- [TASK REQUIREMENTS]
Below is the data. Give it again, complete and exact.
▶
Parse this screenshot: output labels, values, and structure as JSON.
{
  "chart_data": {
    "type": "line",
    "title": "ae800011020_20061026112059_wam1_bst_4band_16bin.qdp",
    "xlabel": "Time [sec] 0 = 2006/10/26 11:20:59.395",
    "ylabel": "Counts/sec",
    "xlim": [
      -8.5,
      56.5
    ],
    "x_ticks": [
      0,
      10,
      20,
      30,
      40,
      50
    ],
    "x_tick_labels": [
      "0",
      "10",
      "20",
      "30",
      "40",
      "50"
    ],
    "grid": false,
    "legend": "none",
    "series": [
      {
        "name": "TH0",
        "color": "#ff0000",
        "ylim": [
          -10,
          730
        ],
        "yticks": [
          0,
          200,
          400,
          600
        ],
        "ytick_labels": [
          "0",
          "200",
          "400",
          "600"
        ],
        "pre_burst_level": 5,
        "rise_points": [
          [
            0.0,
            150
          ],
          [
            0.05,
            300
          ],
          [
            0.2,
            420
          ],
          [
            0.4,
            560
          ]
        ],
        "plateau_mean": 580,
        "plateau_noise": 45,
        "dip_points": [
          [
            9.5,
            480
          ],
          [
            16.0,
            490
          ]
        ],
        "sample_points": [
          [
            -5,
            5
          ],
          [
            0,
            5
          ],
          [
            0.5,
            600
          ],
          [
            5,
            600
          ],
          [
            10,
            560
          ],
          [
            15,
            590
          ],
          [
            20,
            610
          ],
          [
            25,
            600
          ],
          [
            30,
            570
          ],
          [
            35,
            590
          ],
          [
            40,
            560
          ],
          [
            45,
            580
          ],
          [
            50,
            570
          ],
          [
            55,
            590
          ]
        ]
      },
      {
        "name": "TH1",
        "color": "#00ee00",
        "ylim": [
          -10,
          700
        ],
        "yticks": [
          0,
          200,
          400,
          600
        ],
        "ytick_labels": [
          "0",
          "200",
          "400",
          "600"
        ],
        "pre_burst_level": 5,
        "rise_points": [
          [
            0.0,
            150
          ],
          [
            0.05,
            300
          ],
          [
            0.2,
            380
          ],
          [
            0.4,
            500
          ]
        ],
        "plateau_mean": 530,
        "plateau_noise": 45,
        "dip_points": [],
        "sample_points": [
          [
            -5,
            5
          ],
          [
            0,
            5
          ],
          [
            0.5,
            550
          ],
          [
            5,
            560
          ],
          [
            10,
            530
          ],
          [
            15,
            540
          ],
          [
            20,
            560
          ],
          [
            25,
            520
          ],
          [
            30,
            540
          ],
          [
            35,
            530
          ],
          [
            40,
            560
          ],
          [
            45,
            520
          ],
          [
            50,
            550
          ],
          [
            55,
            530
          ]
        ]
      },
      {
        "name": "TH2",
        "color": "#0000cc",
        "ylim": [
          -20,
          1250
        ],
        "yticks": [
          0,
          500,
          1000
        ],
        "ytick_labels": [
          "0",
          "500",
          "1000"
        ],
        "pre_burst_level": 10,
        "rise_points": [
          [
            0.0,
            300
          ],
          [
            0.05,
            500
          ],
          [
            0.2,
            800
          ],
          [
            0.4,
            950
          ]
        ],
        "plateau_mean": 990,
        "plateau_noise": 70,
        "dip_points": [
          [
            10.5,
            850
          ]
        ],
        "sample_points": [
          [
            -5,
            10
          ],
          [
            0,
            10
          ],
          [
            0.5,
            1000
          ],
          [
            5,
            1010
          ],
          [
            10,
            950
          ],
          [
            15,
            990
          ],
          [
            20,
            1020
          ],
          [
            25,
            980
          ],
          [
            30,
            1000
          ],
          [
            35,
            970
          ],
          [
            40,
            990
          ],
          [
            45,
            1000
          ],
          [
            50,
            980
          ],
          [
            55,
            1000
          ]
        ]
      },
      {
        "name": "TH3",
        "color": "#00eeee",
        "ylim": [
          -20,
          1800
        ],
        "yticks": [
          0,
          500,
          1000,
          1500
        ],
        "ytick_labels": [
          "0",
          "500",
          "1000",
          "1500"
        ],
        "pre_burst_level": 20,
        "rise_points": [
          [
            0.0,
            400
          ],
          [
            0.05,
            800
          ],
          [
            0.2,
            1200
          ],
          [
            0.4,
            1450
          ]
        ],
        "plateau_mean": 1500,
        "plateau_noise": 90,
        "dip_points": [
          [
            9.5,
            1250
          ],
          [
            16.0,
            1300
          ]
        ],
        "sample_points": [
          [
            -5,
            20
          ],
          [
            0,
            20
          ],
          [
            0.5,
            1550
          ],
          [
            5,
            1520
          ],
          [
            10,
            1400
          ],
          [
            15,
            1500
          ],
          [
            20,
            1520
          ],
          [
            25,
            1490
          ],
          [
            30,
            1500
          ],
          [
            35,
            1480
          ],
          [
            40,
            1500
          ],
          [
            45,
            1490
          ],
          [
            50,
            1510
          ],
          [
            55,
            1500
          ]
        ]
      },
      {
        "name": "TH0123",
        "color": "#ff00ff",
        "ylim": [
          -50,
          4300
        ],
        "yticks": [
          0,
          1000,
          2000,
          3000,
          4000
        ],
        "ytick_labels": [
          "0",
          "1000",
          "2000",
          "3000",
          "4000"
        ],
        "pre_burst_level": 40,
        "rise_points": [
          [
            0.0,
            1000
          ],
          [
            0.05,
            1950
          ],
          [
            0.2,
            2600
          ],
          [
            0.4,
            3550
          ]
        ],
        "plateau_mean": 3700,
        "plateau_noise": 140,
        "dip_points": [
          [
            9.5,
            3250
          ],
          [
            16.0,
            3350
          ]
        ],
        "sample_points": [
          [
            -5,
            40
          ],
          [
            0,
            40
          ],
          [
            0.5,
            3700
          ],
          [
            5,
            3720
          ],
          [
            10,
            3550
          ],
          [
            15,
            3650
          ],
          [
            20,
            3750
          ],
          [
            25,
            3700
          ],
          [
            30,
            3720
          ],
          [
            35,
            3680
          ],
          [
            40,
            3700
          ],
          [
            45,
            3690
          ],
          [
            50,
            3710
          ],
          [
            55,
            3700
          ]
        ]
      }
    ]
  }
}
◀
- [THE RESPONSE]
Parse this screenshot: output labels, values, and structure as JSON.
{
  "chart_data": {
    "type": "line",
    "title": "ae800011020_20061026112059_wam1_bst_4band_16bin.qdp",
    "xlabel": "Time [sec] 0 = 2006/10/26 11:20:59.395",
    "ylabel": "Counts/sec",
    "xlim": [
      -8.5,
      56.5
    ],
    "x_ticks": [
      0,
      10,
      20,
      30,
      40,
      50
    ],
    "x_tick_labels": [
      "0",
      "10",
      "20",
      "30",
      "40",
      "50"
    ],
    "grid": false,
    "legend": "none",
    "series": [
      {
        "name": "TH0",
        "color": "#ff0000",
        "ylim": [
          -10,
          730
        ],
        "yticks": [
          0,
          200,
          400,
          600
        ],
        "ytick_labels": [
          "0",
          "200",
          "400",
          "600"
        ],
        "pre_burst_level": 5,
        "rise_points": [
          [
            0.0,
            150
          ],
          [
            0.05,
            300
          ],
          [
            0.2,
            420
          ],
          [
            0.4,
            560
          ]
        ],
        "plateau_mean": 580,
        "plateau_noise": 45,
        "dip_points": [
          [
            9.5,
            480
          ],
          [
            16.0,
            490
          ]
        ],
        "sample_points": [
          [
            -5,
            5
          ],
          [
            0,
            5
          ],
          [
            0.5,
            600
          ],
          [
            5,
            600
          ],
          [
            10,
            560
          ],
          [
            15,
            590
          ],
          [
            20,
            610
          ],
          [
            25,
            600
          ],
          [
            30,
            570
          ],
          [
            35,
            590
          ],
          [
            40,
            560
          ],
          [
            45,
            580
          ],
          [
            50,
            570
          ],
          [
            55,
            590
          ]
        ]
      },
      {
        "name": "TH1",
        "color": "#00ee00",
        "ylim": [
          -10,
          700
        ],
        "yticks": [
          0,
          200,
          400,
          600
        ],
        "ytick_labels": [
          "0",
          "200",
          "400",
          "600"
        ],
        "pre_burst_level": 5,
        "rise_points": [
          [
            0.0,
            150
          ],
          [
            0.05,
            300
          ],
          [
            0.2,
            380
          ],
          [
            0.4,
            500
          ]
        ],
        "plateau_mean": 530,
        "plateau_noise": 45,
        "dip_points": [],
        "sample_points": [
          [
            -5,
            5
          ],
          [
            0,
            5
          ],
          [
            0.5,
            550
          ],
          [
            5,
            560
          ],
          [
            10,
            530
          ],
          [
            15,
            540
          ],
          [
            20,
            560
          ],
          [
            25,
            520
          ],
          [
            30,
            540
          ],
          [
            35,
            530
          ],
          [
            40,
            560
          ],
          [
            45,
            520
          ],
          [
            50,
            550
          ],
          [
            55,
            530
          ]
        ]
      },
      {
        "name": "TH2",
        "color": "#0000cc",
        "ylim": [
          -20,
          1250
        ],
        "yticks": [
          0,
          500,
          1000
        ],
        "ytick_labels": [
          "0",
          "500",
          "1000"
        ],
        "pre_burst_level": 10,
        "rise_points": [
          [
            0.0,
            300
          ],
          [
            0.05,
            500
          ],
          [
            0.2,
            800
          ],
          [
            0.4,
            950
          ]
        ],
        "plateau_mean": 990,
        "plateau_noise": 70,
        "dip_points": [
          [
            10.5,
            850
          ]
        ],
        "sample_points": [
          [
            -5,
            10
          ],
          [
            0,
            10
          ],
          [
            0.5,
            1000
          ],
          [
            5,
            1010
          ],
          [
            10,
            950
          ],
          [
            15,
            990
          ],
          [
            20,
            1020
          ],
          [
            25,
            980
          ],
          [
            30,
            1000
          ],
          [
            35,
            970
          ],
          [
            40,
            990
          ],
          [
            45,
            1000
          ],
          [
            50,
            980
          ],
          [
            55,
            1000
          ]
        ]
      },
      {
        "name": "TH3",
        "color": "#00eeee",
        "ylim": [
          -20,
          1800
        ],
        "yticks": [
          0,
          500,
          1000,
          1500
        ],
        "ytick_labels": [
          "0",
          "500",
          "1000",
          "1500"
        ],
        "pre_burst_level": 20,
        "rise_points": [
          [
            0.0,
            400
          ],
          [
            0.05,
            800
          ],
          [
            0.2,
            1200
          ],
          [
            0.4,
            1450
          ]
        ],
        "plateau_mean": 1500,
        "plateau_noise": 90,
        "dip_points": [
          [
            9.5,
            1250
          ],
          [
            16.0,
            1300
          ]
        ],
        "sample_points": [
          [
            -5,
            20
          ],
          [
            0,
            20
          ],
          [
            0.5,
            1550
          ],
          [
            5,
            1520
          ],
          [
            10,
            1400
          ],
          [
            15,
            1500
          ],
          [
            20,
            1520
          ],
          [
            25,
            1490
          ],
          [
            30,
            1500
          ],
          [
            35,
            1480
          ],
          [
            40,
            1500
          ],
          [
            45,
            1490
          ],
          [
            50,
            1510
          ],
          [
            55,
            1500
          ]
        ]
      },
      {
        "name": "TH0123",
        "color": "#ff00ff",
        "ylim": [
          -50,
          4300
        ],
        "yticks": [
          0,
          1000,
          2000,
          3000,
          4000
        ],
        "ytick_labels": [
          "0",
          "1000",
          "2000",
          "3000",
          "4000"
        ],
        "pre_burst_level": 40,
        "rise_points": [
          [
            0.0,
            1000
          ],
          [
            0.05,
            1950
          ],
          [
            0.2,
            2600
          ],
          [
            0.4,
            3550
          ]
        ],
        "plateau_mean": 3700,
        "plateau_noise": 140,
        "dip_points": [
          [
            9.5,
            3250
          ],
          [
            16.0,
            3350
          ]
        ],
        "sample_points": [
          [
            -5,
            40
          ],
          [
            0,
            40
          ],
          [
            0.5,
            3700
          ],
          [
            5,
            3720
          ],
          [
            10,
            3550
          ],
          [
            15,
            3650
          ],
          [
            20,
            3750
          ],
          [
            25,
            3700
          ],
          [
            30,
            3720
          ],
          [
            35,
            3680
          ],
          [
            40,
            3700
          ],
          [
            45,
            3690
          ],
          [
            50,
            3710
          ],
          [
            55,
            3700
          ]
        ]
      }
    ]
  }
}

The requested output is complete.